Aim of the exercise: Say how many lines hold the string "национальной"; please write nothing but the number.

(Saved entries)
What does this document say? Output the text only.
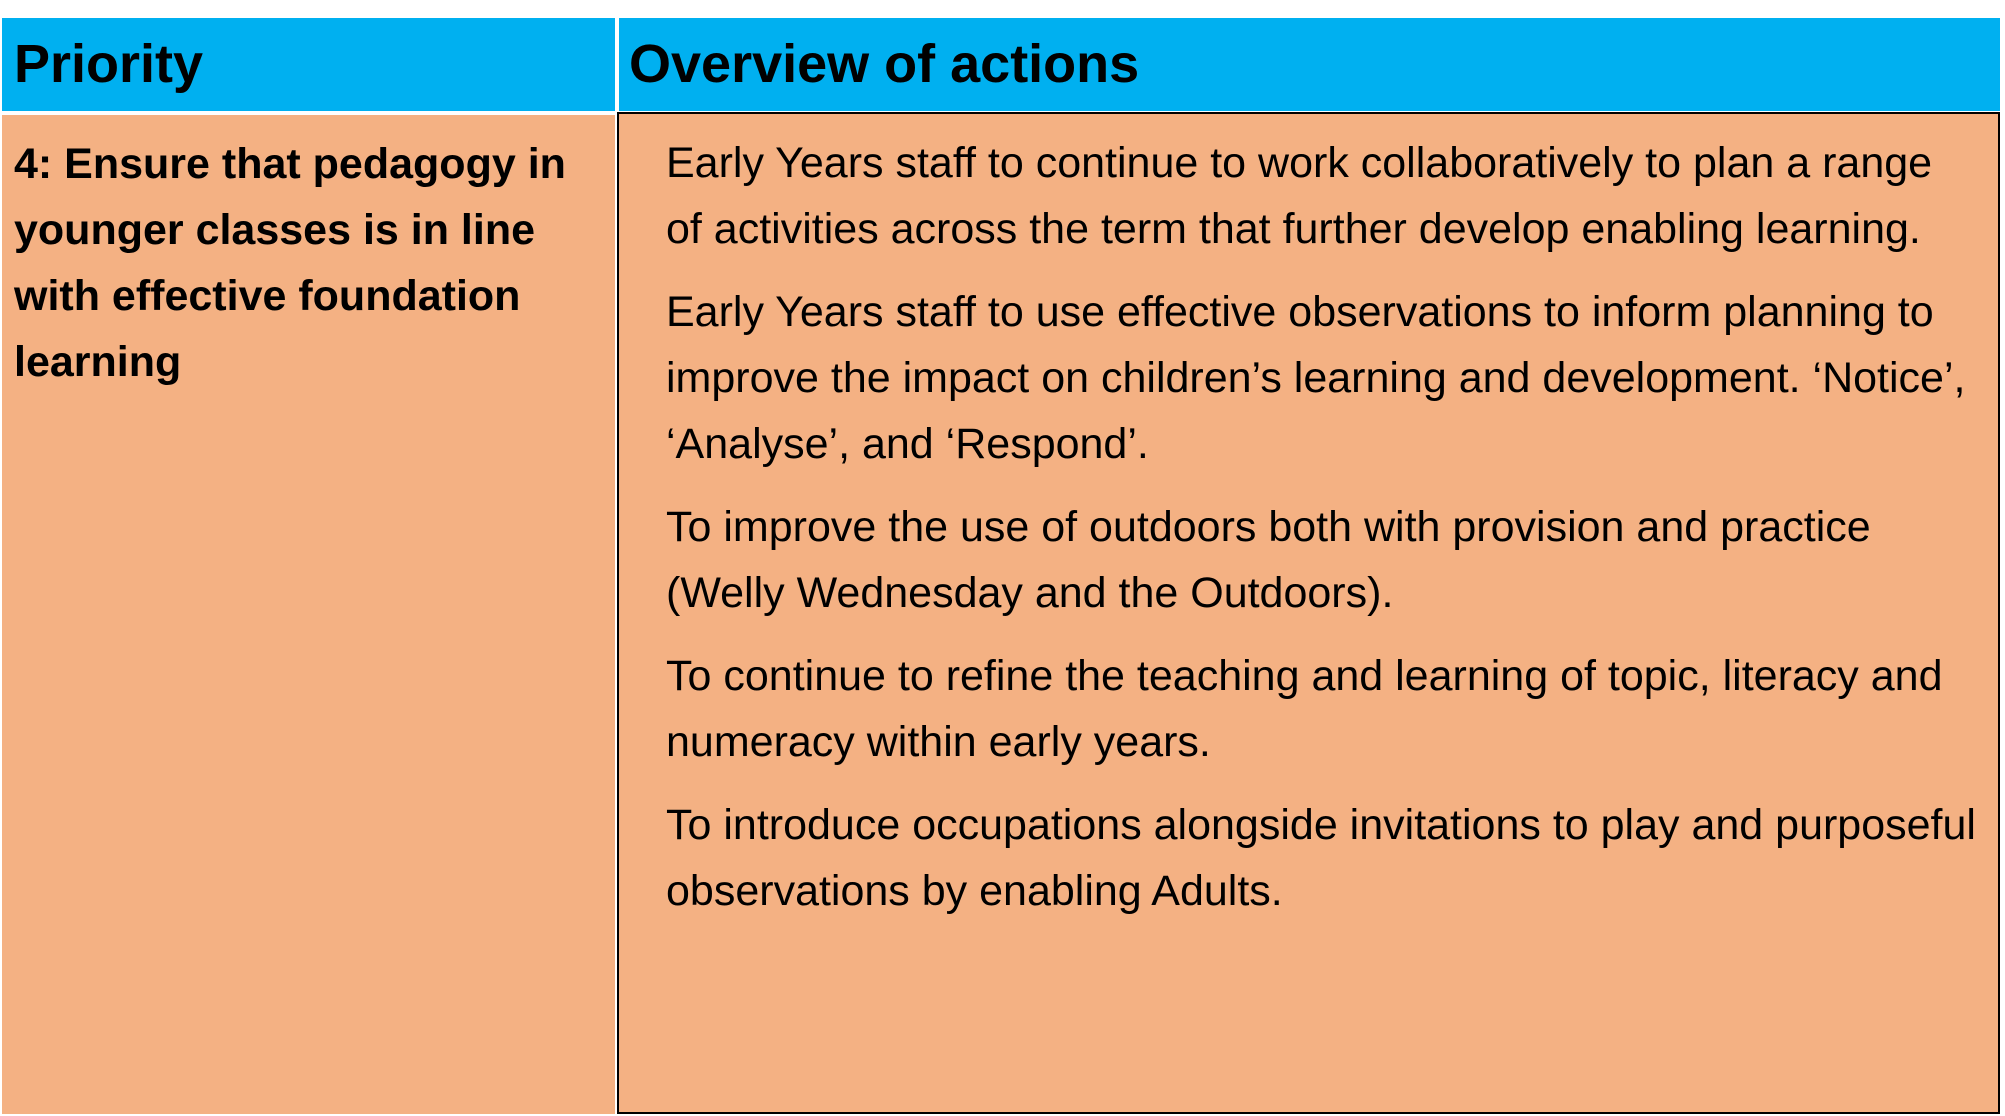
Priority	Overview of actions
4: Ensure that pedagogy in younger classes is in line with effective foundation learning

Early Years staff to continue to work collaboratively to plan a range of activities across the term that further develop enabling learning.

Early Years staff to use effective observations to inform planning to improve the impact on children’s learning and development. ‘Notice’, ‘Analyse’, and ‘Respond’.

To improve the use of outdoors both with provision and practice (Welly Wednesday and the Outdoors).

To continue to refine the teaching and learning of topic, literacy and numeracy within early years.

To introduce occupations alongside invitations to play and purposeful observations by enabling Adults.
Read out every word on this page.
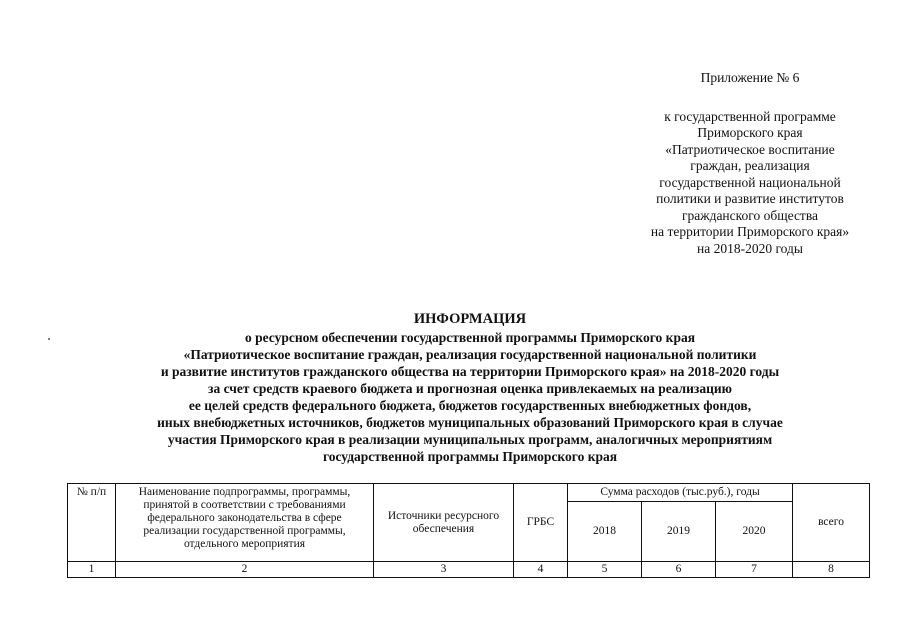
Приложение № 6
к государственной программе
Приморского края
«Патриотическое воспитание
граждан, реализация
государственной национальной
политики и развитие институтов
гражданского общества
на территории Приморского края»
на 2018-2020 годы
ИНФОРМАЦИЯ
о ресурсном обеспечении государственной программы Приморского края
«Патриотическое воспитание граждан, реализация государственной национальной политики
и развитие институтов гражданского общества на территории Приморского края» на 2018-2020 годы
за счет средств краевого бюджета и прогнозная оценка привлекаемых на реализацию
ее целей средств федерального бюджета, бюджетов государственных внебюджетных фондов,
иных внебюджетных источников, бюджетов муниципальных образований Приморского края в случае
участия Приморского края в реализации муниципальных программ, аналогичных мероприятиям
государственной программы Приморского края
№ п/п	Наименование подпрограммы, программы, принятой в соответствии с требованиями федерального законодательства в сфере реализации государственной программы, отдельного мероприятия	Источники ресурсного обеспечения	ГРБС	Сумма расходов (тыс.руб.), годы			всего
				2018	2019	2020	
1	2	3	4	5	6	7	8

Solved problem: 2